Dataset entries
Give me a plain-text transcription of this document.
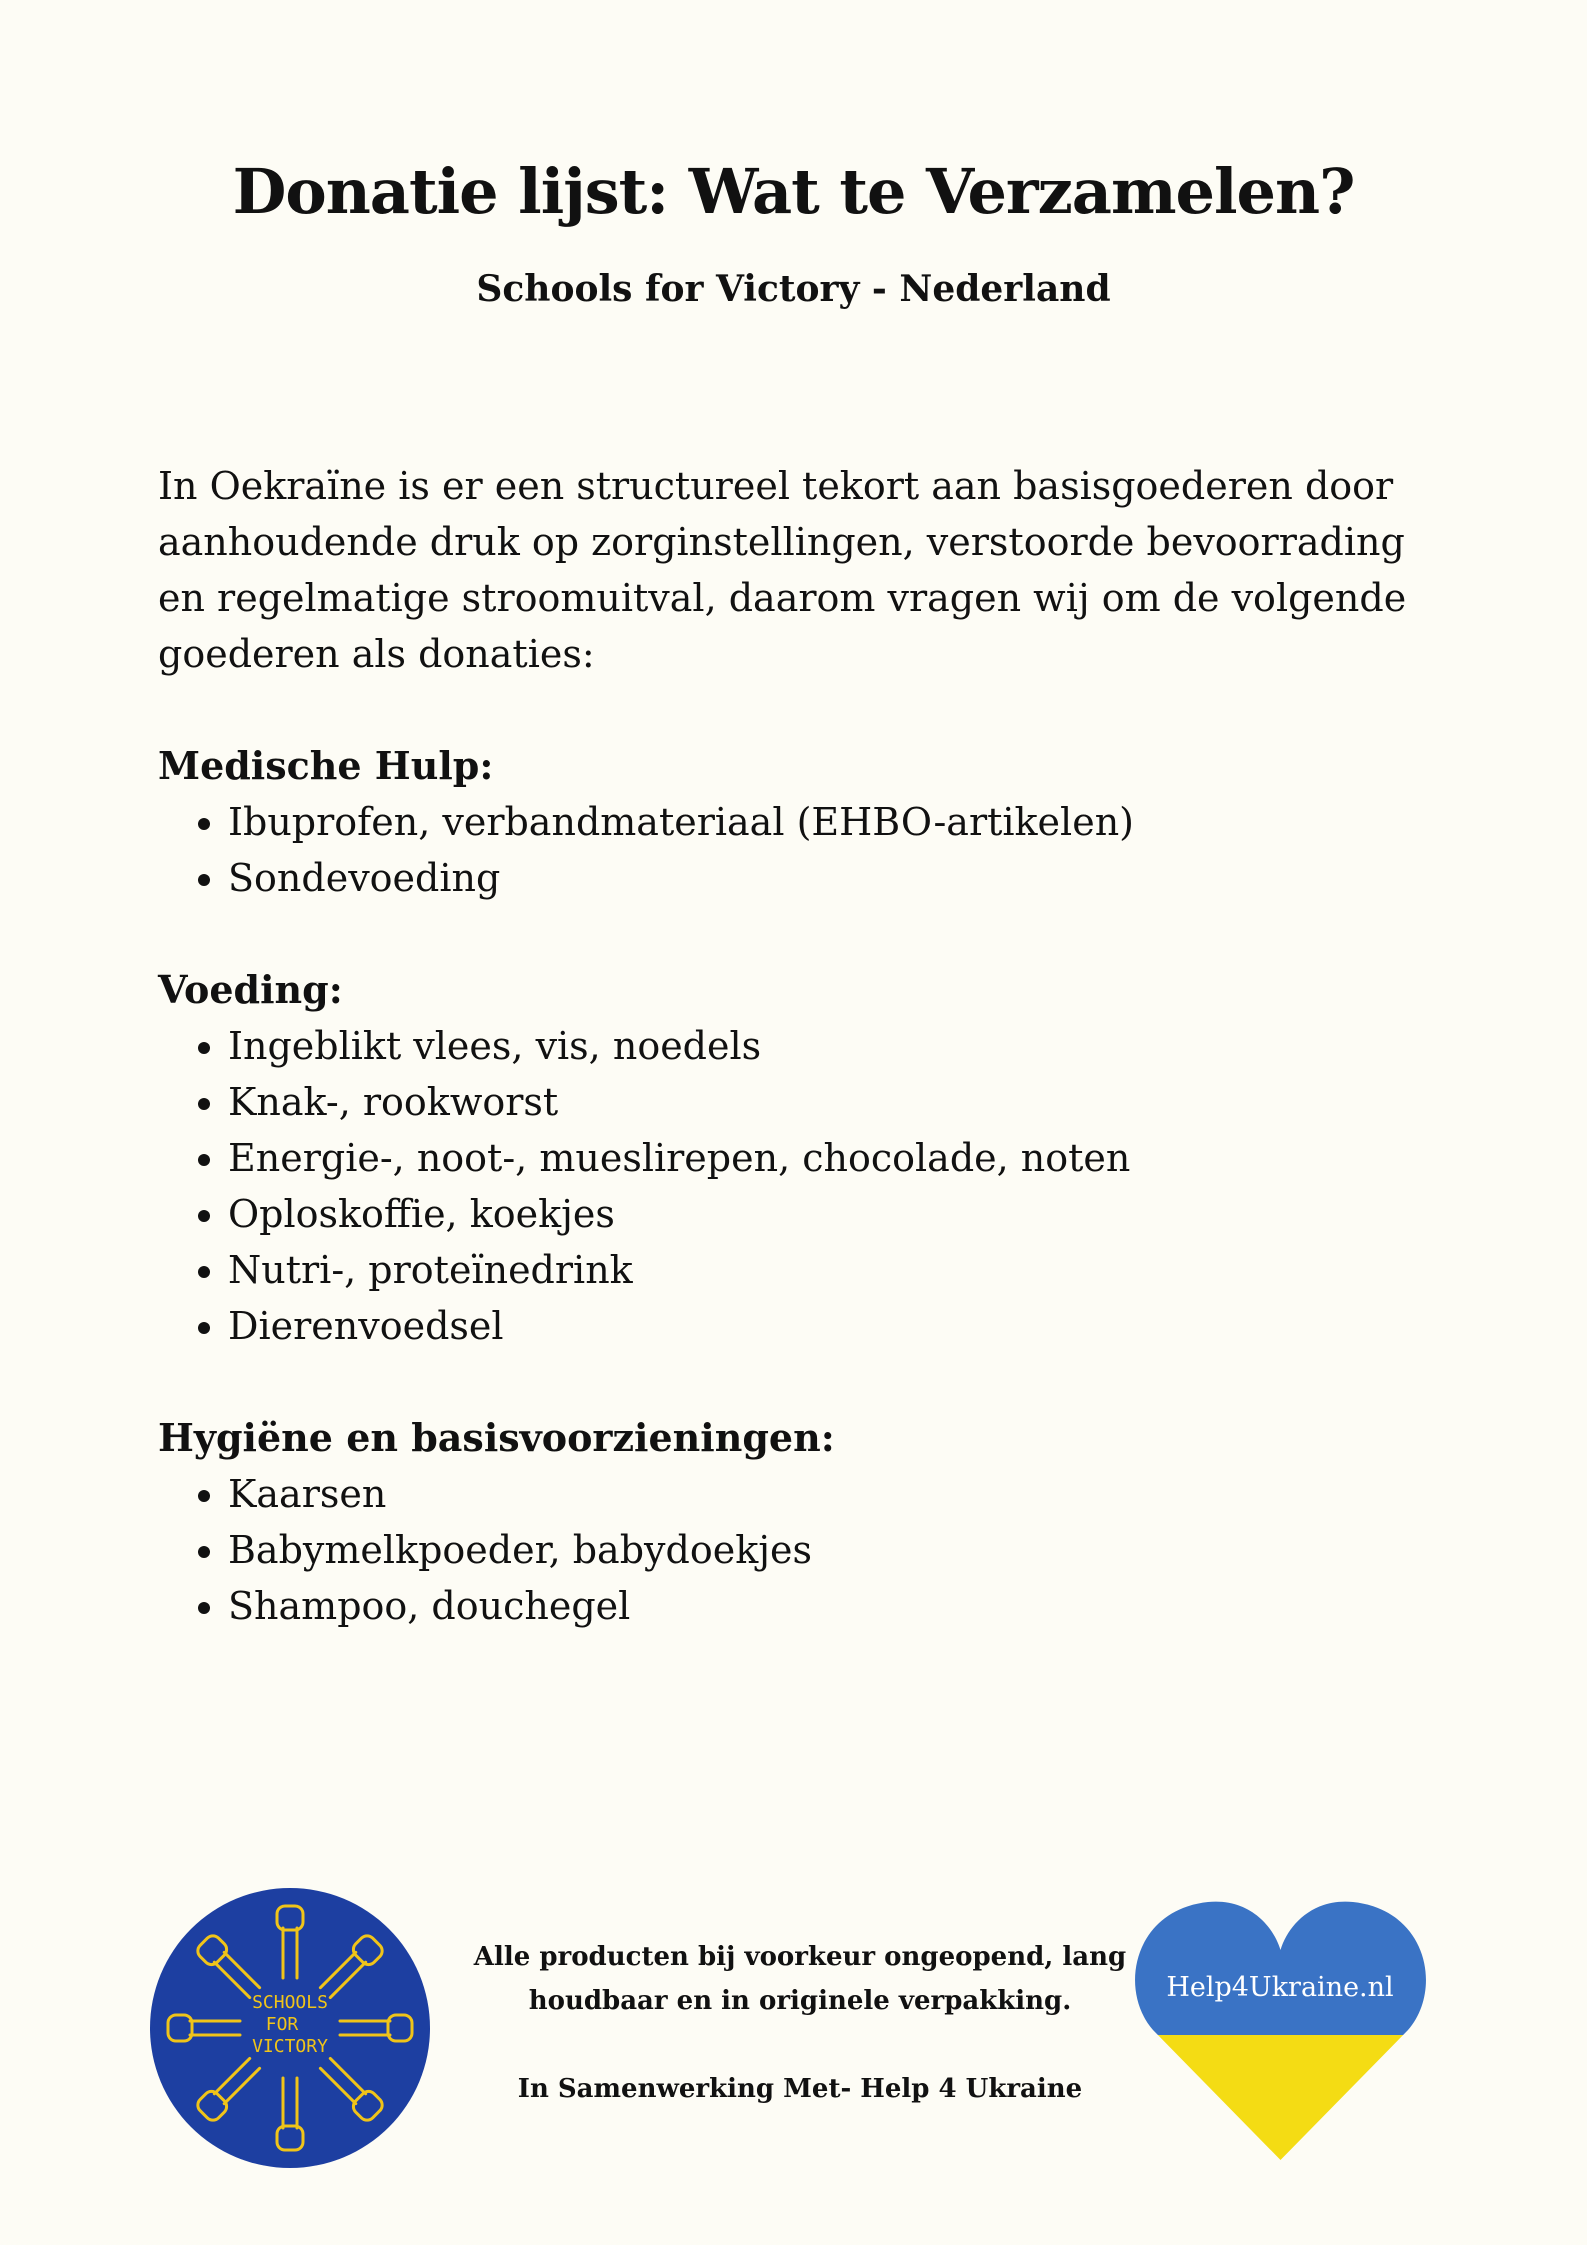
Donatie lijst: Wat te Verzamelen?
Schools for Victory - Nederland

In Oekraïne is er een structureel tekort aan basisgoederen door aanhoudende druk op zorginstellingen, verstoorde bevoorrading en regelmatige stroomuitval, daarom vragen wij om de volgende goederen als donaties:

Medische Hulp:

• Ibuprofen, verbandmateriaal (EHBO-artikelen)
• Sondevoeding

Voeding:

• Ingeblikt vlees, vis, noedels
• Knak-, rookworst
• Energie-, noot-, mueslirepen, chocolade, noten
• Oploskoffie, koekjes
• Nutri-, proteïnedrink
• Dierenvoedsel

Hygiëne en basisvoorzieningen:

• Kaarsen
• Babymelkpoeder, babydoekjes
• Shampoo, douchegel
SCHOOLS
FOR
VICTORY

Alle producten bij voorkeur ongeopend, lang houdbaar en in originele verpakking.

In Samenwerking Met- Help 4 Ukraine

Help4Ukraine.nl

- Set exercise:
Images should not appear in the copy; retype the listing above exactly.

- The output:
Give me a plain-text transcription of this document.
Donatie lijst: Wat te Verzamelen?
Schools for Victory - Nederland

In Oekraïne is er een structureel tekort aan basisgoederen door aanhoudende druk op zorginstellingen, verstoorde bevoorrading en regelmatige stroomuitval, daarom vragen wij om de volgende goederen als donaties:

Medische Hulp:

• Ibuprofen, verbandmateriaal (EHBO-artikelen)
• Sondevoeding

Voeding:

• Ingeblikt vlees, vis, noedels
• Knak-, rookworst
• Energie-, noot-, mueslirepen, chocolade, noten
• Oploskoffie, koekjes
• Nutri-, proteïnedrink
• Dierenvoedsel

Hygiëne en basisvoorzieningen:

• Kaarsen
• Babymelkpoeder, babydoekjes
• Shampoo, douchegel
SCHOOLS
FOR
VICTORY

Alle producten bij voorkeur ongeopend, lang houdbaar en in originele verpakking.

In Samenwerking Met- Help 4 Ukraine

Help4Ukraine.nl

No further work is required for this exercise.